Stored records:
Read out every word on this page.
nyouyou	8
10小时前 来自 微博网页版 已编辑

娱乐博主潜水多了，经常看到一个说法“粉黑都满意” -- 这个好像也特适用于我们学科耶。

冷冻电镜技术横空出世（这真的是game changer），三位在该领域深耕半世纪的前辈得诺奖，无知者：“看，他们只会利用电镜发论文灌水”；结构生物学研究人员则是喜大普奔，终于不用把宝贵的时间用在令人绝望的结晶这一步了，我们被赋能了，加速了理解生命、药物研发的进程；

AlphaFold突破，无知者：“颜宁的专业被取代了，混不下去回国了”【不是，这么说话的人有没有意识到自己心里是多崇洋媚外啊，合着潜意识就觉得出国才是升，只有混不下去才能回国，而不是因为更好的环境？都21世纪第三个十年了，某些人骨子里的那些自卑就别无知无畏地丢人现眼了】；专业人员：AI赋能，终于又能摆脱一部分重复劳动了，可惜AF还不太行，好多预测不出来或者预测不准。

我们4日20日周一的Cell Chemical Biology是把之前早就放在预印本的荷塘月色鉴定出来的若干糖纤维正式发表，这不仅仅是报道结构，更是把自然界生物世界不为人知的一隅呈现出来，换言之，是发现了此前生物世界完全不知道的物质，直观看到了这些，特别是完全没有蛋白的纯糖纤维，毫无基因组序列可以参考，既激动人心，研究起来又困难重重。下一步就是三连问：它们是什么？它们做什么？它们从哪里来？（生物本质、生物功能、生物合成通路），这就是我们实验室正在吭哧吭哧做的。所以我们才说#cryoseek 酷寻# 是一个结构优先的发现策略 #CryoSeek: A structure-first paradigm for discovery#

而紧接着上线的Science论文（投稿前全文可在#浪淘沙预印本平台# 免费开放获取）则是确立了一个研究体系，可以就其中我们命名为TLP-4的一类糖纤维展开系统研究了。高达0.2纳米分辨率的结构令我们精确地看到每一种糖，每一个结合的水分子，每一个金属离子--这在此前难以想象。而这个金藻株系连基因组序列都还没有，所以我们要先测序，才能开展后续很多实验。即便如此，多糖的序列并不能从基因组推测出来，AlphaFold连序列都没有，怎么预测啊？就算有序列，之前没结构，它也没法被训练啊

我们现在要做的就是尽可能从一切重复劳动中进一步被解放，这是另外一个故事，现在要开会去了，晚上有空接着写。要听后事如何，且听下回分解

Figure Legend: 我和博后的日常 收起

▸ **PROMPT**:
Write the material out again in its entirety, exactly as shown.

▸ **WORKED SOLUTION**:
Read out every word on this page.
nyouyou	8
10小时前 来自 微博网页版 已编辑

娱乐博主潜水多了，经常看到一个说法“粉黑都满意” -- 这个好像也特适用于我们学科耶。

冷冻电镜技术横空出世（这真的是game changer），三位在该领域深耕半世纪的前辈得诺奖，无知者：“看，他们只会利用电镜发论文灌水”；结构生物学研究人员则是喜大普奔，终于不用把宝贵的时间用在令人绝望的结晶这一步了，我们被赋能了，加速了理解生命、药物研发的进程；

AlphaFold突破，无知者：“颜宁的专业被取代了，混不下去回国了”【不是，这么说话的人有没有意识到自己心里是多崇洋媚外啊，合着潜意识就觉得出国才是升，只有混不下去才能回国，而不是因为更好的环境？都21世纪第三个十年了，某些人骨子里的那些自卑就别无知无畏地丢人现眼了】；专业人员：AI赋能，终于又能摆脱一部分重复劳动了，可惜AF还不太行，好多预测不出来或者预测不准。

我们4日20日周一的Cell Chemical Biology是把之前早就放在预印本的荷塘月色鉴定出来的若干糖纤维正式发表，这不仅仅是报道结构，更是把自然界生物世界不为人知的一隅呈现出来，换言之，是发现了此前生物世界完全不知道的物质，直观看到了这些，特别是完全没有蛋白的纯糖纤维，毫无基因组序列可以参考，既激动人心，研究起来又困难重重。下一步就是三连问：它们是什么？它们做什么？它们从哪里来？（生物本质、生物功能、生物合成通路），这就是我们实验室正在吭哧吭哧做的。所以我们才说#cryoseek 酷寻# 是一个结构优先的发现策略 #CryoSeek: A structure-first paradigm for discovery#

而紧接着上线的Science论文（投稿前全文可在#浪淘沙预印本平台# 免费开放获取）则是确立了一个研究体系，可以就其中我们命名为TLP-4的一类糖纤维展开系统研究了。高达0.2纳米分辨率的结构令我们精确地看到每一种糖，每一个结合的水分子，每一个金属离子--这在此前难以想象。而这个金藻株系连基因组序列都还没有，所以我们要先测序，才能开展后续很多实验。即便如此，多糖的序列并不能从基因组推测出来，AlphaFold连序列都没有，怎么预测啊？就算有序列，之前没结构，它也没法被训练啊

我们现在要做的就是尽可能从一切重复劳动中进一步被解放，这是另外一个故事，现在要开会去了，晚上有空接着写。要听后事如何，且听下回分解

Figure Legend: 我和博后的日常 收起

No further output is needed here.